> _Directions for this task_
Copy the data below exactly.

> _Data for this task_

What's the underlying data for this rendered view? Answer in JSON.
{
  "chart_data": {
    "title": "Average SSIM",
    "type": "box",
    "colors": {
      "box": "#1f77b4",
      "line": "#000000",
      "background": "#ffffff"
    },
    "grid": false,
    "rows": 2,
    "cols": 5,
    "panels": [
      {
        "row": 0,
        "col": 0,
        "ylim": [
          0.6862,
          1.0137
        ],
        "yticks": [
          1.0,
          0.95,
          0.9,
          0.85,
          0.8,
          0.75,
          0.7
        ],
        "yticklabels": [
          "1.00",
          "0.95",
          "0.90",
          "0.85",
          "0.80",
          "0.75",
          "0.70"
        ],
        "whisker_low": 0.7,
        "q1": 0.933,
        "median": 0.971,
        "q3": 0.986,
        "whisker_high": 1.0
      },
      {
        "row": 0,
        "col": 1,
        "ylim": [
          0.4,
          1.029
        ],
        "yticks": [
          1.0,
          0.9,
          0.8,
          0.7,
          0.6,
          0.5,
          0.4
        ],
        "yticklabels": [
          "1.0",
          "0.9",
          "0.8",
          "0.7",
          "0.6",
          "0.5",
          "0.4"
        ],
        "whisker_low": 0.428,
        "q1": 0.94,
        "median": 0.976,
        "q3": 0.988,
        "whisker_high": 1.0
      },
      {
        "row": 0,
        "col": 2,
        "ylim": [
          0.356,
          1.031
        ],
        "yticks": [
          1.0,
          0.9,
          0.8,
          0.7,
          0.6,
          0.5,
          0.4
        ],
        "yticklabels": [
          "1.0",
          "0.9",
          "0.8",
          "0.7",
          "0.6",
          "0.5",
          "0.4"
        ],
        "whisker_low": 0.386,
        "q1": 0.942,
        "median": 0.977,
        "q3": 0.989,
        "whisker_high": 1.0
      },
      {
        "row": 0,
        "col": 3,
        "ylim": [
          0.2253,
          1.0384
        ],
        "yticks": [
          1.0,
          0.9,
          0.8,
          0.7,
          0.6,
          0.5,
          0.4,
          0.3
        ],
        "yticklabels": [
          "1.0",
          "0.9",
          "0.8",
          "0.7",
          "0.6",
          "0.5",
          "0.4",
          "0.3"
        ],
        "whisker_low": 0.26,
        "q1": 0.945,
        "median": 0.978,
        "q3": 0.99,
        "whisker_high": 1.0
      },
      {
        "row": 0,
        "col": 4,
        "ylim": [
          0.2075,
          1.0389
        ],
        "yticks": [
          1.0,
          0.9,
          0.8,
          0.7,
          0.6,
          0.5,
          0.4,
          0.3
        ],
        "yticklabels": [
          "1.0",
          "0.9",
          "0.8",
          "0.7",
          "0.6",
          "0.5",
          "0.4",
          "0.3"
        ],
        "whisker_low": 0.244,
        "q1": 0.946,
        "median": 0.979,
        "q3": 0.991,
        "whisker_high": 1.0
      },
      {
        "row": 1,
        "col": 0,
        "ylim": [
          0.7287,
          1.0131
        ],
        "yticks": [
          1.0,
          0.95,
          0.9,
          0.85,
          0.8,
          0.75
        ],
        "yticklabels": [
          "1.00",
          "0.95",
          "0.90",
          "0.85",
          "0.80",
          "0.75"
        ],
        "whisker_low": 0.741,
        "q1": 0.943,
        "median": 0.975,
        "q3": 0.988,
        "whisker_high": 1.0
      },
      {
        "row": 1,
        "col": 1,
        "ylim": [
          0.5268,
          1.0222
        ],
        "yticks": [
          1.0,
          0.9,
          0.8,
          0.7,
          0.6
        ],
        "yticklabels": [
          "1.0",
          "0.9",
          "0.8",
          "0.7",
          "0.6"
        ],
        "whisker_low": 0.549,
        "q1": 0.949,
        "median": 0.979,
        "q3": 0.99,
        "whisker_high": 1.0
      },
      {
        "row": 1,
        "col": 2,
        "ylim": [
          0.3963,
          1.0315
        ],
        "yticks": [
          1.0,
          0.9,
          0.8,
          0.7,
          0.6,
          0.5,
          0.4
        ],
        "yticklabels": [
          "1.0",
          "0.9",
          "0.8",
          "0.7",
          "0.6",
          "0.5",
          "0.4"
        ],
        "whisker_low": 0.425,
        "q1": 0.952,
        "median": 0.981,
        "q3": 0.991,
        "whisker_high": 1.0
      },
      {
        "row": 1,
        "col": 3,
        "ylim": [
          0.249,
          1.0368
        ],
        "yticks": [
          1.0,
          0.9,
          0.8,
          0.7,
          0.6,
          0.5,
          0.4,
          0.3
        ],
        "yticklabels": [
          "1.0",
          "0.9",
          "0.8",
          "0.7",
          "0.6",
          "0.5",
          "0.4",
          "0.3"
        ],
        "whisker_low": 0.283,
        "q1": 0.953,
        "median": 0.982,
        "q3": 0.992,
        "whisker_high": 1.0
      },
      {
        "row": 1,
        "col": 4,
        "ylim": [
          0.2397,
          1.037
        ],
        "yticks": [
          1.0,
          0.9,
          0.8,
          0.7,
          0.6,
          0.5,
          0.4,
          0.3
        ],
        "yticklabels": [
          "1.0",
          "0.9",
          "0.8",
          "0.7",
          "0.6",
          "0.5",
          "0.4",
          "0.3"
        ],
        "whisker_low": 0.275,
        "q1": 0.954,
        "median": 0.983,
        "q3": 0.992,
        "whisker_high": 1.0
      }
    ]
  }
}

> _The output_
What's the underlying data for this rendered view? Answer in JSON.
{
  "chart_data": {
    "title": "Average SSIM",
    "type": "box",
    "colors": {
      "box": "#1f77b4",
      "line": "#000000",
      "background": "#ffffff"
    },
    "grid": false,
    "rows": 2,
    "cols": 5,
    "panels": [
      {
        "row": 0,
        "col": 0,
        "ylim": [
          0.6862,
          1.0137
        ],
        "yticks": [
          1.0,
          0.95,
          0.9,
          0.85,
          0.8,
          0.75,
          0.7
        ],
        "yticklabels": [
          "1.00",
          "0.95",
          "0.90",
          "0.85",
          "0.80",
          "0.75",
          "0.70"
        ],
        "whisker_low": 0.7,
        "q1": 0.933,
        "median": 0.971,
        "q3": 0.986,
        "whisker_high": 1.0
      },
      {
        "row": 0,
        "col": 1,
        "ylim": [
          0.4,
          1.029
        ],
        "yticks": [
          1.0,
          0.9,
          0.8,
          0.7,
          0.6,
          0.5,
          0.4
        ],
        "yticklabels": [
          "1.0",
          "0.9",
          "0.8",
          "0.7",
          "0.6",
          "0.5",
          "0.4"
        ],
        "whisker_low": 0.428,
        "q1": 0.94,
        "median": 0.976,
        "q3": 0.988,
        "whisker_high": 1.0
      },
      {
        "row": 0,
        "col": 2,
        "ylim": [
          0.356,
          1.031
        ],
        "yticks": [
          1.0,
          0.9,
          0.8,
          0.7,
          0.6,
          0.5,
          0.4
        ],
        "yticklabels": [
          "1.0",
          "0.9",
          "0.8",
          "0.7",
          "0.6",
          "0.5",
          "0.4"
        ],
        "whisker_low": 0.386,
        "q1": 0.942,
        "median": 0.977,
        "q3": 0.989,
        "whisker_high": 1.0
      },
      {
        "row": 0,
        "col": 3,
        "ylim": [
          0.2253,
          1.0384
        ],
        "yticks": [
          1.0,
          0.9,
          0.8,
          0.7,
          0.6,
          0.5,
          0.4,
          0.3
        ],
        "yticklabels": [
          "1.0",
          "0.9",
          "0.8",
          "0.7",
          "0.6",
          "0.5",
          "0.4",
          "0.3"
        ],
        "whisker_low": 0.26,
        "q1": 0.945,
        "median": 0.978,
        "q3": 0.99,
        "whisker_high": 1.0
      },
      {
        "row": 0,
        "col": 4,
        "ylim": [
          0.2075,
          1.0389
        ],
        "yticks": [
          1.0,
          0.9,
          0.8,
          0.7,
          0.6,
          0.5,
          0.4,
          0.3
        ],
        "yticklabels": [
          "1.0",
          "0.9",
          "0.8",
          "0.7",
          "0.6",
          "0.5",
          "0.4",
          "0.3"
        ],
        "whisker_low": 0.244,
        "q1": 0.946,
        "median": 0.979,
        "q3": 0.991,
        "whisker_high": 1.0
      },
      {
        "row": 1,
        "col": 0,
        "ylim": [
          0.7287,
          1.0131
        ],
        "yticks": [
          1.0,
          0.95,
          0.9,
          0.85,
          0.8,
          0.75
        ],
        "yticklabels": [
          "1.00",
          "0.95",
          "0.90",
          "0.85",
          "0.80",
          "0.75"
        ],
        "whisker_low": 0.741,
        "q1": 0.943,
        "median": 0.975,
        "q3": 0.988,
        "whisker_high": 1.0
      },
      {
        "row": 1,
        "col": 1,
        "ylim": [
          0.5268,
          1.0222
        ],
        "yticks": [
          1.0,
          0.9,
          0.8,
          0.7,
          0.6
        ],
        "yticklabels": [
          "1.0",
          "0.9",
          "0.8",
          "0.7",
          "0.6"
        ],
        "whisker_low": 0.549,
        "q1": 0.949,
        "median": 0.979,
        "q3": 0.99,
        "whisker_high": 1.0
      },
      {
        "row": 1,
        "col": 2,
        "ylim": [
          0.3963,
          1.0315
        ],
        "yticks": [
          1.0,
          0.9,
          0.8,
          0.7,
          0.6,
          0.5,
          0.4
        ],
        "yticklabels": [
          "1.0",
          "0.9",
          "0.8",
          "0.7",
          "0.6",
          "0.5",
          "0.4"
        ],
        "whisker_low": 0.425,
        "q1": 0.952,
        "median": 0.981,
        "q3": 0.991,
        "whisker_high": 1.0
      },
      {
        "row": 1,
        "col": 3,
        "ylim": [
          0.249,
          1.0368
        ],
        "yticks": [
          1.0,
          0.9,
          0.8,
          0.7,
          0.6,
          0.5,
          0.4,
          0.3
        ],
        "yticklabels": [
          "1.0",
          "0.9",
          "0.8",
          "0.7",
          "0.6",
          "0.5",
          "0.4",
          "0.3"
        ],
        "whisker_low": 0.283,
        "q1": 0.953,
        "median": 0.982,
        "q3": 0.992,
        "whisker_high": 1.0
      },
      {
        "row": 1,
        "col": 4,
        "ylim": [
          0.2397,
          1.037
        ],
        "yticks": [
          1.0,
          0.9,
          0.8,
          0.7,
          0.6,
          0.5,
          0.4,
          0.3
        ],
        "yticklabels": [
          "1.0",
          "0.9",
          "0.8",
          "0.7",
          "0.6",
          "0.5",
          "0.4",
          "0.3"
        ],
        "whisker_low": 0.275,
        "q1": 0.954,
        "median": 0.983,
        "q3": 0.992,
        "whisker_high": 1.0
      }
    ]
  }
}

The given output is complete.